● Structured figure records
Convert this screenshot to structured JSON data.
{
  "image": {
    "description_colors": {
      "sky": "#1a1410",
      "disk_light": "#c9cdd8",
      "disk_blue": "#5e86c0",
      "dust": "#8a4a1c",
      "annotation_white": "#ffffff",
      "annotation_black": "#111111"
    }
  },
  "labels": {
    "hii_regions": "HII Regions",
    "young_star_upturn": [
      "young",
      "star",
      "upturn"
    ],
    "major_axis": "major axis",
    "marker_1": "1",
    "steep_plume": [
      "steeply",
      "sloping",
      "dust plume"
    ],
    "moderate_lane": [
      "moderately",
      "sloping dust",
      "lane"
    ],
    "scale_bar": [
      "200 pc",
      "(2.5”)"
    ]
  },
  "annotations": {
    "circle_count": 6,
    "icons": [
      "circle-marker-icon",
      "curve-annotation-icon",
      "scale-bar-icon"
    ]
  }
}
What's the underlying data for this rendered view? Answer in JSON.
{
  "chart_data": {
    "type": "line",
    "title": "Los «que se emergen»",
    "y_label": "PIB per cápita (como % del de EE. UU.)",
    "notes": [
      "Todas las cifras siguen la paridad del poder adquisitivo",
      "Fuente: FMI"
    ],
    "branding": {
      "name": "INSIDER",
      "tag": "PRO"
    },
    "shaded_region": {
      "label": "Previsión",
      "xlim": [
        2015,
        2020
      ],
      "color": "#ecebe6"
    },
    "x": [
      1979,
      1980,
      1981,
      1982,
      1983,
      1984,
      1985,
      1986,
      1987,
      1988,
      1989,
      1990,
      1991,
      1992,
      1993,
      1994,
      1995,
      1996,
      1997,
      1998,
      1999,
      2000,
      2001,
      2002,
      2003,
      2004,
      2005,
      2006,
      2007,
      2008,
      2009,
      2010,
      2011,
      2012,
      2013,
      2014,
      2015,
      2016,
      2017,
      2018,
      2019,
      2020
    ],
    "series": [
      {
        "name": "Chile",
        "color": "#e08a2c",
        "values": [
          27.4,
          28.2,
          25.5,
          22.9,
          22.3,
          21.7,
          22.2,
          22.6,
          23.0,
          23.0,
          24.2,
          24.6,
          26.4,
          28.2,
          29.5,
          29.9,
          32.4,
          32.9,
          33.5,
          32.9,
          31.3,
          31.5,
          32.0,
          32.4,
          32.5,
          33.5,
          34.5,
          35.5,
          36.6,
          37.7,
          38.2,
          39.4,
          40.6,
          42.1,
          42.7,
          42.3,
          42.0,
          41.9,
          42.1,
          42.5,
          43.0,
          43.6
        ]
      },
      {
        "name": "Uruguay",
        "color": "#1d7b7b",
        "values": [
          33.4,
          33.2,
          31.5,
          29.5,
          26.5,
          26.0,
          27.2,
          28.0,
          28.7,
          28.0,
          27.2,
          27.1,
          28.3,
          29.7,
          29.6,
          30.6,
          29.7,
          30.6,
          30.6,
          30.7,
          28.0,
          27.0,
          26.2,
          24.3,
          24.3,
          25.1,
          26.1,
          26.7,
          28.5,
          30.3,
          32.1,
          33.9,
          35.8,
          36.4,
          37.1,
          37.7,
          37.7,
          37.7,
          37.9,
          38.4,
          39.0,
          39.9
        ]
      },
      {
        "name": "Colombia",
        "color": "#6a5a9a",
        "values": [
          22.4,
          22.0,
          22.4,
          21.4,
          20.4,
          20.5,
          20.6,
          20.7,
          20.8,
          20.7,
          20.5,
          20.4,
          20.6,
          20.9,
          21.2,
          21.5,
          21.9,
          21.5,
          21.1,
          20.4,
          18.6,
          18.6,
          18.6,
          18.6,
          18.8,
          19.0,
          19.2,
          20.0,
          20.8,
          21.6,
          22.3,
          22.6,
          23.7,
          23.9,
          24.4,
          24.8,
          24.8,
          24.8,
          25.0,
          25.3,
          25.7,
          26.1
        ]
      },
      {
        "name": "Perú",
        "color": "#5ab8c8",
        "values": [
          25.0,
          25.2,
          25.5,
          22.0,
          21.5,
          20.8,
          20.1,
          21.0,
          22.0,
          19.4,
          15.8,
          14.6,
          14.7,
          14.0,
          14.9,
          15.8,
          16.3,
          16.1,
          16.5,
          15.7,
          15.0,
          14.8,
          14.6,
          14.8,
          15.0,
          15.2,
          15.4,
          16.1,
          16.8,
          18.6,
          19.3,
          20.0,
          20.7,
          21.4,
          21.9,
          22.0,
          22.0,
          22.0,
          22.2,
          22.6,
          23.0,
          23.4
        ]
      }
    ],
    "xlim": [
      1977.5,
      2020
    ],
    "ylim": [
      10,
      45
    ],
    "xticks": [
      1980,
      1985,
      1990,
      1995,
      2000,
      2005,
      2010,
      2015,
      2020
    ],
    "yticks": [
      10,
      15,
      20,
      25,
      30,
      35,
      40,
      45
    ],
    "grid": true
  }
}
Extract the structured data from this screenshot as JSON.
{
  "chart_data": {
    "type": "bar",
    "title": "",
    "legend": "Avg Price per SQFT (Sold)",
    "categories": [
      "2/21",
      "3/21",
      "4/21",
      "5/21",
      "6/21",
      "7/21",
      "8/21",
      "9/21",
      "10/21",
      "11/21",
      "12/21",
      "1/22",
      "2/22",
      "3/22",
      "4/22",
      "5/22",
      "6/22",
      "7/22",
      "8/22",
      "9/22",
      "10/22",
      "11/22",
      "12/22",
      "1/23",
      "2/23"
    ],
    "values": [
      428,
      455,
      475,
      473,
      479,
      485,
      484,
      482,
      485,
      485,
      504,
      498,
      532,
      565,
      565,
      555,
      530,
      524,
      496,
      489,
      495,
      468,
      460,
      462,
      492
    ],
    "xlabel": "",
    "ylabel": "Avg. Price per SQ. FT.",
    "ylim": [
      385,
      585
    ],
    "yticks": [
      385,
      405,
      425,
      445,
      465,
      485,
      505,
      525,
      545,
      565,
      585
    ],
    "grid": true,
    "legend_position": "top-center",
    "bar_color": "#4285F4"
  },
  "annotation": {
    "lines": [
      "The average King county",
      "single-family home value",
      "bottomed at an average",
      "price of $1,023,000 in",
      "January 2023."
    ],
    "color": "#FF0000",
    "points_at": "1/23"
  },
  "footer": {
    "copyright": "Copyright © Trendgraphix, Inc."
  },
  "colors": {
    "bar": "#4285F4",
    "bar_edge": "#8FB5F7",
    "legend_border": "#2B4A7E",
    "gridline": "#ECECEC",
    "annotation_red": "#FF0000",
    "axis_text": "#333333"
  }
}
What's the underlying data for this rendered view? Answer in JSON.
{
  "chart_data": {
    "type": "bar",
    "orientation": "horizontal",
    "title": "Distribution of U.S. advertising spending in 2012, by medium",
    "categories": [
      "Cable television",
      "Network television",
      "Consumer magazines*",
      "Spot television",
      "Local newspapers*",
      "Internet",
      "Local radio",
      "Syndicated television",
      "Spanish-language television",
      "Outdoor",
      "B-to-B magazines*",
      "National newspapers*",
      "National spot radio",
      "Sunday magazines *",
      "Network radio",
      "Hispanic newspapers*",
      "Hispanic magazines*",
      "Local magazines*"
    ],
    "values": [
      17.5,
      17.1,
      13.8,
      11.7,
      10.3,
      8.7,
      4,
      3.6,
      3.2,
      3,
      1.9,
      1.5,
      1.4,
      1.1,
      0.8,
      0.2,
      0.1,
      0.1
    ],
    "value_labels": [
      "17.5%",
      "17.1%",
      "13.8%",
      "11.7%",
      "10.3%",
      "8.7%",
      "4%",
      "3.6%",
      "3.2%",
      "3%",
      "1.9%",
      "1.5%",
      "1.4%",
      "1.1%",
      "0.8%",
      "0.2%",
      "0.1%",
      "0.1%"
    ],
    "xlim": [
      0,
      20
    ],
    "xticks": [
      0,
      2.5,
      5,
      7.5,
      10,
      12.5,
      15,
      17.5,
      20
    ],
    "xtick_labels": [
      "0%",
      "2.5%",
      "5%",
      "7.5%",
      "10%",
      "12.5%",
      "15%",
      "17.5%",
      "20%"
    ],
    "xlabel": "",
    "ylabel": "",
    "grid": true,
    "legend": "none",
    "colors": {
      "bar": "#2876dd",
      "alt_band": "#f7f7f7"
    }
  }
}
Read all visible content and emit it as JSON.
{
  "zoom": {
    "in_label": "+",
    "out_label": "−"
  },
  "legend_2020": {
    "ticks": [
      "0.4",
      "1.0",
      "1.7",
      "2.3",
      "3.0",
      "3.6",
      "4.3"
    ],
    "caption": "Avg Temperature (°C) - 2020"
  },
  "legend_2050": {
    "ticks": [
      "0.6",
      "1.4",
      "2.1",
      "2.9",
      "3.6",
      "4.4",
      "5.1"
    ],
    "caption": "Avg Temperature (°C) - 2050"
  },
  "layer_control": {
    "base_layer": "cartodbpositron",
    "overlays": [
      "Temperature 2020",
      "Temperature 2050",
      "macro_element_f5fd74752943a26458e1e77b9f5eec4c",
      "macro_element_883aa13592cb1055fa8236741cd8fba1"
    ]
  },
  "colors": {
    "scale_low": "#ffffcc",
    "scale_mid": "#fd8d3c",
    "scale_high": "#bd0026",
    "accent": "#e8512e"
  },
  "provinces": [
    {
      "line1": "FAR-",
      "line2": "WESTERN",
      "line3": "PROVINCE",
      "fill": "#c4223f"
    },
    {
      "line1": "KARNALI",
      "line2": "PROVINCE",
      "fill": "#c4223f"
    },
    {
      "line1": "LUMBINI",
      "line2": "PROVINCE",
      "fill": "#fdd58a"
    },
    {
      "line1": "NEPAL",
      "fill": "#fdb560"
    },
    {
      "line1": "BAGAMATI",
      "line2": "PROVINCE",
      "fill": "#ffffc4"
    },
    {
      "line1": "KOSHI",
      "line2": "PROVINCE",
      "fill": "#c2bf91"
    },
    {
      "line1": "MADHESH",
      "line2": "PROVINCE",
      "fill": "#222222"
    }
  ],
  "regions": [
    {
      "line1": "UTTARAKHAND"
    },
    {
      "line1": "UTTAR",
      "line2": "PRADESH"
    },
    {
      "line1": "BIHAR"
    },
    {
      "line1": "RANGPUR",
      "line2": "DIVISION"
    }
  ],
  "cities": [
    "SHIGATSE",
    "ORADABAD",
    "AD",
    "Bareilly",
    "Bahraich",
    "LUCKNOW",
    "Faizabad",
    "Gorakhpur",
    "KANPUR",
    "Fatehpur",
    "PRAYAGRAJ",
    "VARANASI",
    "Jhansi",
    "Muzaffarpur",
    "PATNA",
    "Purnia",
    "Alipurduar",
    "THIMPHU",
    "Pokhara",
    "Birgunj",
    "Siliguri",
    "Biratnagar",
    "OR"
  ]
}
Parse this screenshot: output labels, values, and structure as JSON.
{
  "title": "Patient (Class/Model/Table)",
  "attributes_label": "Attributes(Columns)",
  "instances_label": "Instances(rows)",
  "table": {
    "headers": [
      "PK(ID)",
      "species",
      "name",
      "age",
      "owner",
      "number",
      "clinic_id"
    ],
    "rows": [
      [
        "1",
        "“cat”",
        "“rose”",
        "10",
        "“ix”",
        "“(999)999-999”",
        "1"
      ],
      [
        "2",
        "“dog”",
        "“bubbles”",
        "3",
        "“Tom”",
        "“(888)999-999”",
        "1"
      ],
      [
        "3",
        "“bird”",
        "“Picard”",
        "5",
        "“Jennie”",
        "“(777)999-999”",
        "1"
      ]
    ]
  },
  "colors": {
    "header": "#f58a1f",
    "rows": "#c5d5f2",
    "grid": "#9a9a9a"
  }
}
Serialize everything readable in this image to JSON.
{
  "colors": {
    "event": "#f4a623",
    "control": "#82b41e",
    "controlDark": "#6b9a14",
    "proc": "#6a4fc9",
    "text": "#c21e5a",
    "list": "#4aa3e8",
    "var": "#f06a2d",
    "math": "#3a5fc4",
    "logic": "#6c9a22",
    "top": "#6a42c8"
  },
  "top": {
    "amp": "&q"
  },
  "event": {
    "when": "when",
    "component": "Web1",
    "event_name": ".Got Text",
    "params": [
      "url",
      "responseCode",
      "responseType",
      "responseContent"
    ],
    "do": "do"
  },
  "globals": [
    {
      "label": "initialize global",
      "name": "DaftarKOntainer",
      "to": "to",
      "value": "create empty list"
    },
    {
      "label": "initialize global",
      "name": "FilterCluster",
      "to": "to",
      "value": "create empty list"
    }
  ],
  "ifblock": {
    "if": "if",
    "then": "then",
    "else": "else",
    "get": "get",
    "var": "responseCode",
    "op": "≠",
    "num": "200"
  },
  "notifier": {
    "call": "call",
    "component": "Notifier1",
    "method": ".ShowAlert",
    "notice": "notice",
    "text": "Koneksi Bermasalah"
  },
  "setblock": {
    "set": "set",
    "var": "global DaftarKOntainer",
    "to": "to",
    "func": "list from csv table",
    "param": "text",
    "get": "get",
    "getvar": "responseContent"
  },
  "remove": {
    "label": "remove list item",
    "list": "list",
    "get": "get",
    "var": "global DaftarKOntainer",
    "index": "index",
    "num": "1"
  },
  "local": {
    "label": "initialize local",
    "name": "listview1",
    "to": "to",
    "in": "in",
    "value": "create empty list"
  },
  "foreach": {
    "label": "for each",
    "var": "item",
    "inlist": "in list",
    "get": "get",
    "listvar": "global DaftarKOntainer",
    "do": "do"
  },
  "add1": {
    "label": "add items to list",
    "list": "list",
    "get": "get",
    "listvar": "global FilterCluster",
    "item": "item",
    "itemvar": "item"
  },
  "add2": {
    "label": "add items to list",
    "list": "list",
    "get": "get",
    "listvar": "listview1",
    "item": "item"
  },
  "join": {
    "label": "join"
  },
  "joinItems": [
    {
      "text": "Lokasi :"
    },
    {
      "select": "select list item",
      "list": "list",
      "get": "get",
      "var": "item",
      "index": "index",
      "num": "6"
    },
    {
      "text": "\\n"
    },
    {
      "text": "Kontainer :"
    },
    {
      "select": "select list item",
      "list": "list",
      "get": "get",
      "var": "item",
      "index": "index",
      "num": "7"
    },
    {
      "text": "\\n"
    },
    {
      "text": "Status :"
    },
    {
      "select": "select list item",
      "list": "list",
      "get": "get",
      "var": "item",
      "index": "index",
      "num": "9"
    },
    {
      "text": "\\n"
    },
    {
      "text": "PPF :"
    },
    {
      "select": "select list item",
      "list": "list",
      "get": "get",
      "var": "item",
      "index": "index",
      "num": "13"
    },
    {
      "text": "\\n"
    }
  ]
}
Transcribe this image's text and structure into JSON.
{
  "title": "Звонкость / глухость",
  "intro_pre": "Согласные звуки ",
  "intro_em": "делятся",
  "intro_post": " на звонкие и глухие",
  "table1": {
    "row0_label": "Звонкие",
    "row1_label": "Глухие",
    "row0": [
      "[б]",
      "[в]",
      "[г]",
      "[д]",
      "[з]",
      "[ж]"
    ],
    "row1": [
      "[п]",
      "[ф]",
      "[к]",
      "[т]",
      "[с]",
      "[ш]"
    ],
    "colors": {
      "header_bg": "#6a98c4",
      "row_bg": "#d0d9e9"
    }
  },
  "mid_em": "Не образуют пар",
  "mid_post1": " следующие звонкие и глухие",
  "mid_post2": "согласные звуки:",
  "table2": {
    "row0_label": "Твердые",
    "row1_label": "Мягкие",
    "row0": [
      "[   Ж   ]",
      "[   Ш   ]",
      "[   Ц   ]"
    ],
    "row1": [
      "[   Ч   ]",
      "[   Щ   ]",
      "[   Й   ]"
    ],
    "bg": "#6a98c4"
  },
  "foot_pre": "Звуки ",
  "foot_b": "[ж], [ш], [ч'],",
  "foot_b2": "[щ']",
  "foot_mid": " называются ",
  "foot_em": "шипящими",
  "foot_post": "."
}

● Exercise prompt
Report each line in the data that holds the word "dust".

● Response to the exercise
      "dust": "#8a4a1c",
      "dust plume"
      "sloping dust",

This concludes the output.